* **Objective**
Gather every line that includes the word "емкость", please.

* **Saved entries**
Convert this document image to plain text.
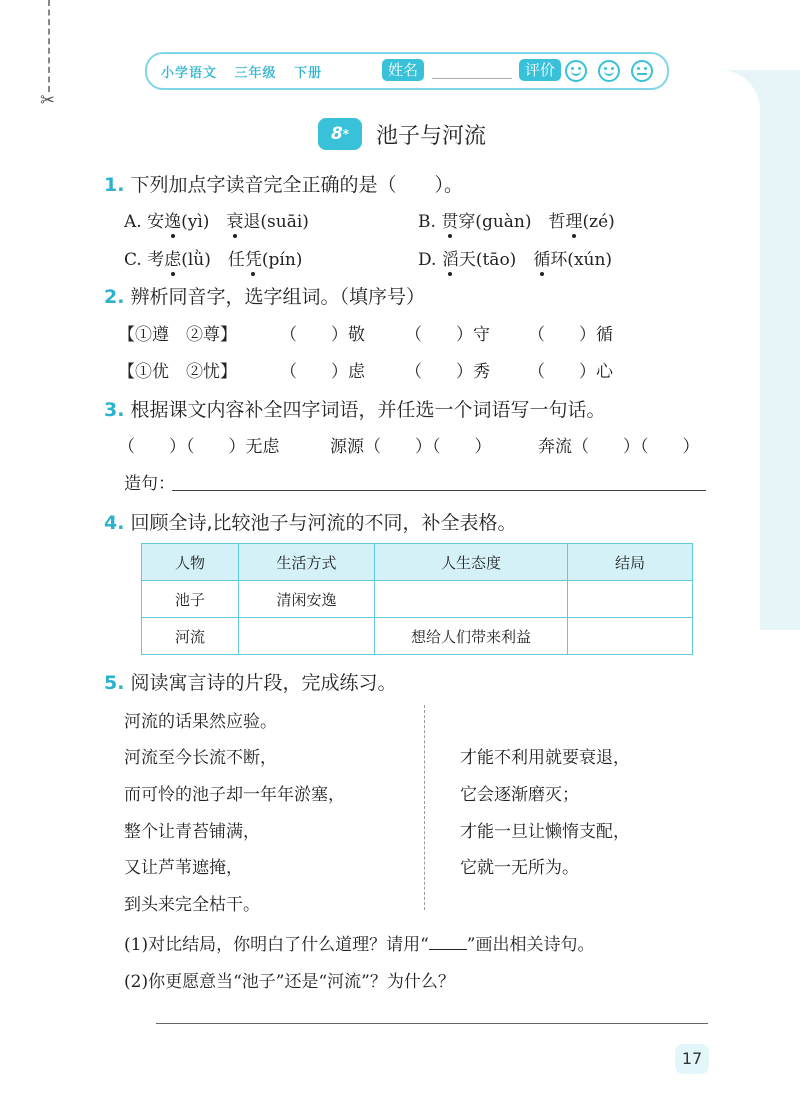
✂
小学语文 三年级 下册	姓名	评价

8 * 池子与河流
1. 下列加点字读音完全正确的是（　　）。
A. 安逸(yì)　 衰退(suāi)	B. 贯穿(guàn)　 哲理(zé)
C. 考虑(lǜ)　 任凭(pín)	D. 滔天(tāo)　 循环(xún)
2. 辨析同音字，选字组词。（填序号）
【①遵　②尊】	（　　）敬 （　　）守 （　　）循
【①优　②忧】	（　　）虑 （　　）秀 （　　）心
3. 根据课文内容补全四字词语，并任选一个词语写一句话。
（　　）（　　）无虑	源源（　　）（　　）	奔流（　　）（　　）
造句：
4. 回顾全诗,比较池子与河流的不同，补全表格。
人物	生活方式	人生态度	结局
池子	清闲安逸		
河流		想给人们带来利益	
5. 阅读寓言诗的片段，完成练习。
河流的话果然应验。
河流至今长流不断，
而可怜的池子却一年年淤塞，
整个让青苔铺满，
又让芦苇遮掩，
到头来完全枯干。
才能不利用就要衰退，
它会逐渐磨灭；
才能一旦让懒惰支配，
它就一无所为。
(1)对比结局，你明白了什么道理？请用“ ”画出相关诗句。
(2)你更愿意当“池子”还是“河流”？为什么？
17
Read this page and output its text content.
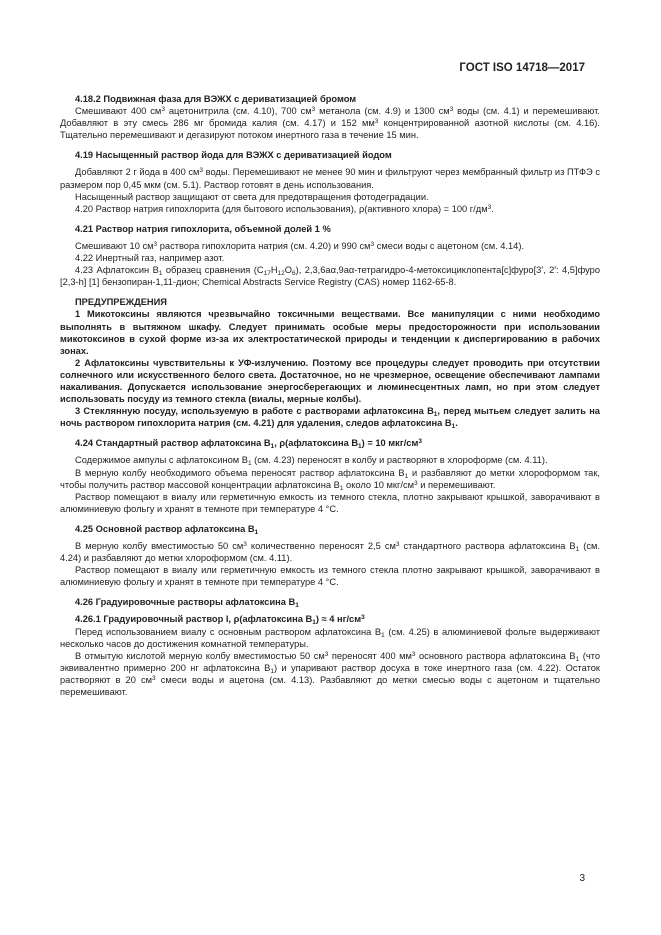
ГОСТ ISO 14718—2017

4.18.2 Подвижная фаза для ВЭЖХ с дериватизацией бромом

Смешивают 400 $см^3$ ацетонитрила (см. 4.10), 700 $см^3$ метанола (см. 4.9) и 1300 $см^3$ воды (см. 4.1) и перемешивают. Добавляют в эту смесь 286 мг бромида калия (см. 4.17) и 152 $мм^3$ концентрированной азотной кислоты (см. 4.16). Тщательно перемешивают и дегазируют потоком инертного газа в течение 15 мин.

4.19 Насыщенный раствор йода для ВЭЖХ с дериватизацией йодом

Добавляют 2 г йода в 400 $см^3$ воды. Перемешивают не менее 90 мин и фильтруют через мембранный фильтр из ПТФЭ с размером пор 0,45 мкм (см. 5.1). Раствор готовят в день использования.

Насыщенный раствор защищают от света для предотвращения фотодеградации.

4.20 Раствор натрия гипохлорита (для бытового использования), ρ(активного хлора) = 100 $г/дм^3$.

4.21 Раствор натрия гипохлорита, объемной долей 1 %

Смешивают 10 $см^3$ раствора гипохлорита натрия (см. 4.20) и 990 $см^3$ смеси воды с ацетоном (см. 4.14).

4.22 Инертный газ, например азот.

4.23 Афлатоксин $В_1$ образец сравнения $(C_{17}H_{12}O_6)$, 2,3,6аα,9аα-тетрагидро-4-метоксициклопента[c]фуро[3′, 2′: 4,5]фуро [2,3-h] [1] бензопиран-1,11-дион; Chemical Abstracts Service Registry (CAS) номер 1162-65-8.

ПРЕДУПРЕЖДЕНИЯ

1 Микотоксины являются чрезвычайно токсичными веществами. Все манипуляции с ними необходимо выполнять в вытяжном шкафу. Следует принимать особые меры предосторожности при использовании микотоксинов в сухой форме из-за их электростатической природы и тенденции к диспергированию в рабочих зонах.

2 Афлатоксины чувствительны к УФ-излучению. Поэтому все процедуры следует проводить при отсутствии солнечного или искусственного белого света. Достаточное, но не чрезмерное, освещение обеспечивают лампами накаливания. Допускается использование энергосберегающих и люминесцентных ламп, но при этом следует использовать посуду из темного стекла (виалы, мерные колбы).

3 Стеклянную посуду, используемую в работе с растворами афлатоксина $В_1$, перед мытьем следует залить на ночь раствором гипохлорита натрия (см. 4.21) для удаления, следов афлатоксина $В_1$.

4.24 Стандартный раствор афлатоксина $В_1$, ρ(афлатоксина $В_1) = 10$ мкг/$см^3$

Содержимое ампулы с афлатоксином $В_1$ (см. 4.23) переносят в колбу и растворяют в хлороформе (см. 4.11).

В мерную колбу необходимого объема переносят раствор афлатоксина $В_1$ и разбавляют до метки хлороформом так, чтобы получить раствор массовой концентрации афлатоксина $В_1$ около 10 мкг/$см^3$ и перемешивают.

Раствор помещают в виалу или герметичную емкость из темного стекла, плотно закрывают крышкой, заворачивают в алюминиевую фольгу и хранят в темноте при температуре 4 °С.

4.25 Основной раствор афлатоксина $В_1$

В мерную колбу вместимостью 50 $см^3$ количественно переносят 2,5 $см^3$ стандартного раствора афлатоксина $В_1$ (см. 4.24) и разбавляют до метки хлороформом (см. 4.11).

Раствор помещают в виалу или герметичную емкость из темного стекла плотно закрывают крышкой, заворачивают в алюминиевую фольгу и хранят в темноте при температуре 4 °С.

4.26 Градуировочные растворы афлатоксина $В_1$

4.26.1 Градуировочный раствор I, ρ(афлатоксина $В_1) \approx 4$ $нг/см^3$

Перед использованием виалу с основным раствором афлатоксина $В_1$ (см. 4.25) в алюминиевой фольге выдерживают несколько часов до достижения комнатной температуры.

В отмытую кислотой мерную колбу вместимостью 50 $см^3$ переносят 400 $мм^3$ основного раствора афлатоксина $В_1$ (что эквивалентно примерно 200 нг афлатоксина $В_1$) и упаривают раствор досуха в токе инертного газа (см. 4.22). Остаток растворяют в 20 $см^3$ смеси воды и ацетона (см. 4.13). Разбавляют до метки смесью воды с ацетоном и тщательно перемешивают.

3
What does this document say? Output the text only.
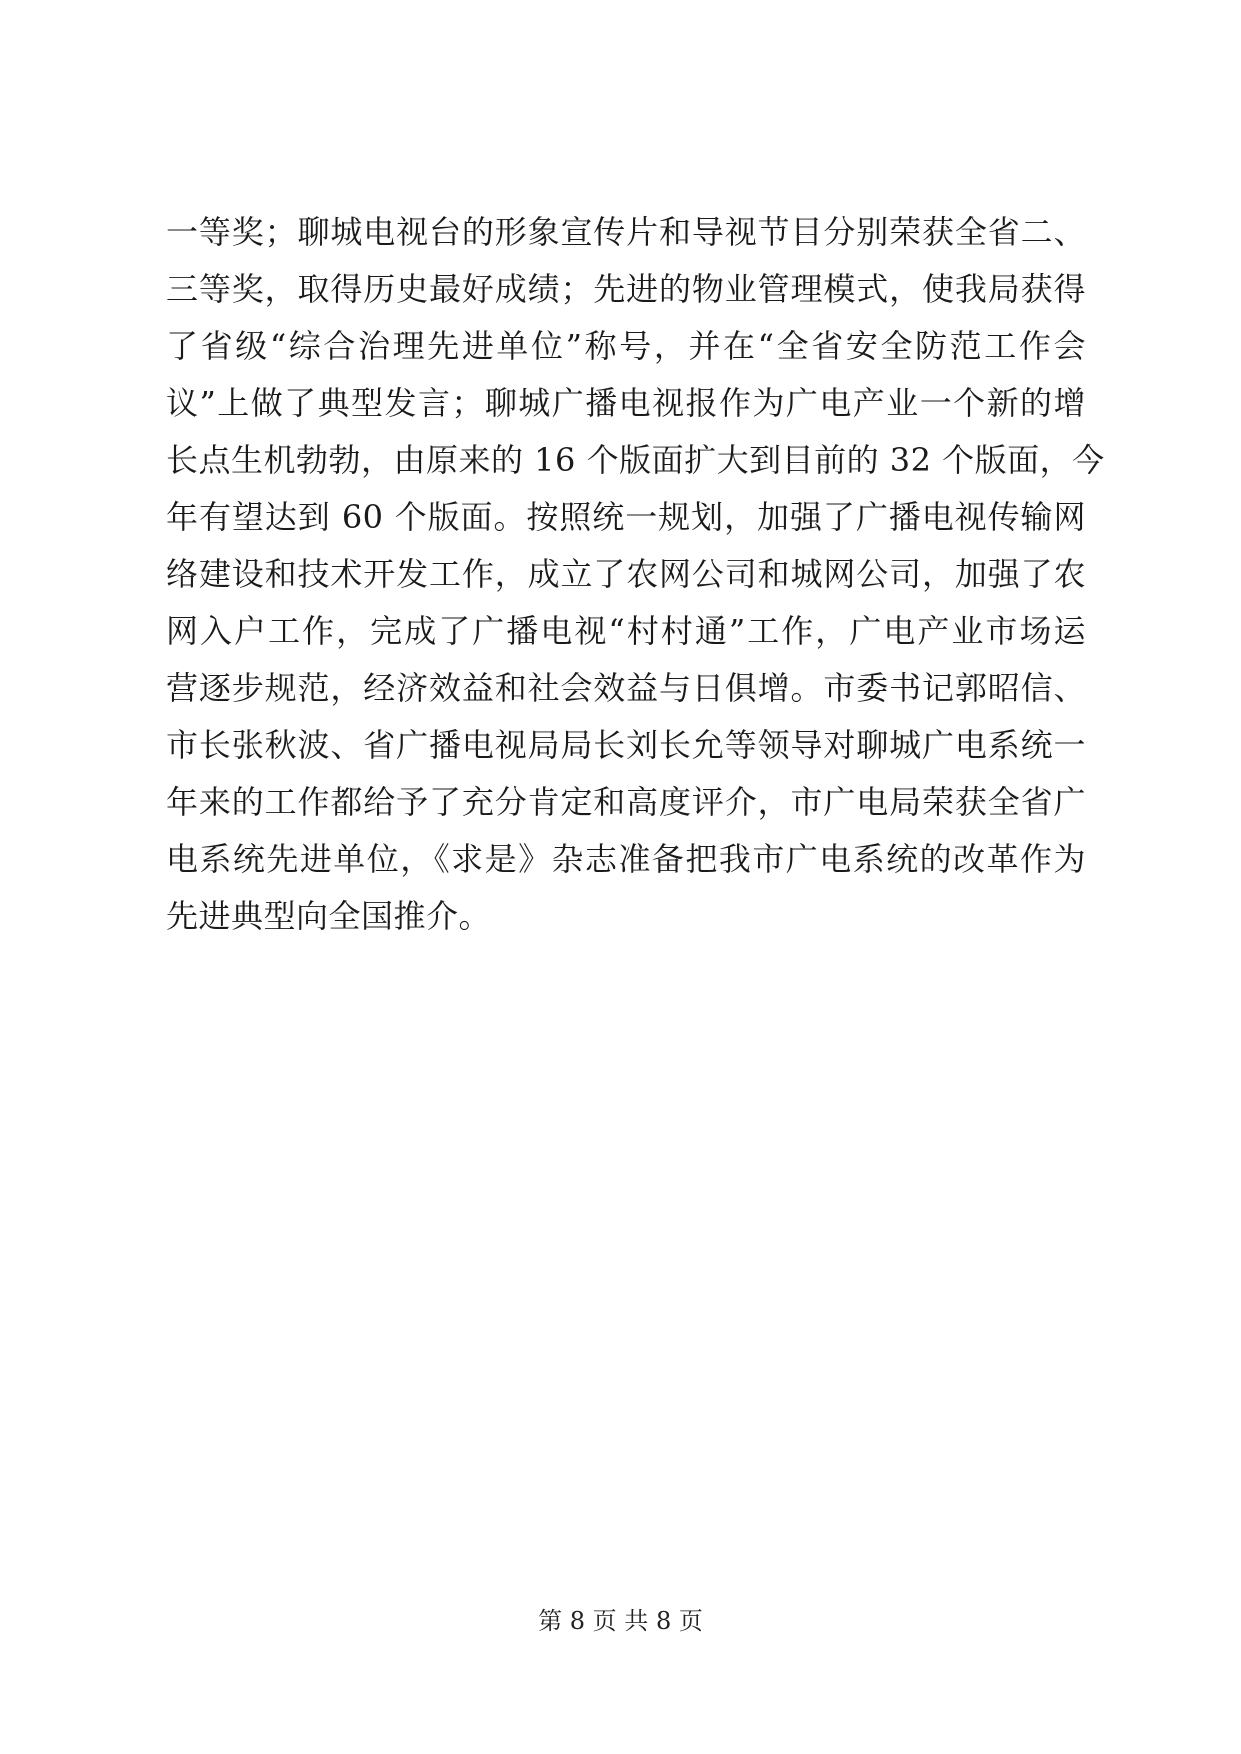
一等奖；聊城电视台的形象宣传片和导视节目分别荣获全省二、
三等奖，取得历史最好成绩；先进的物业管理模式，使我局获得
了省级“综合治理先进单位”称号，并在“全省安全防范工作会
议”上做了典型发言；聊城广播电视报作为广电产业一个新的增
长点生机勃勃，由原来的 16 个版面扩大到目前的 32 个版面，今
年有望达到 60 个版面。按照统一规划，加强了广播电视传输网
络建设和技术开发工作，成立了农网公司和城网公司，加强了农
网入户工作，完成了广播电视“村村通”工作，广电产业市场运
营逐步规范，经济效益和社会效益与日俱增。市委书记郭昭信、
市长张秋波、省广播电视局局长刘长允等领导对聊城广电系统一
年来的工作都给予了充分肯定和高度评介，市广电局荣获全省广
电系统先进单位，《求是》杂志准备把我市广电系统的改革作为
先进典型向全国推介。
第 8 页 共 8 页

* **Reply**
Раствор помещают в виалу или герметичную емкость из темного стекла, плотно закрывают крышкой, заворачивают в алюминиевую фольгу и хранят в темноте при температуре 4 °С.
Раствор помещают в виалу или герметичную емкость из темного стекла плотно закрывают крышкой, заворачивают в алюминиевую фольгу и хранят в темноте при температуре 4 °С.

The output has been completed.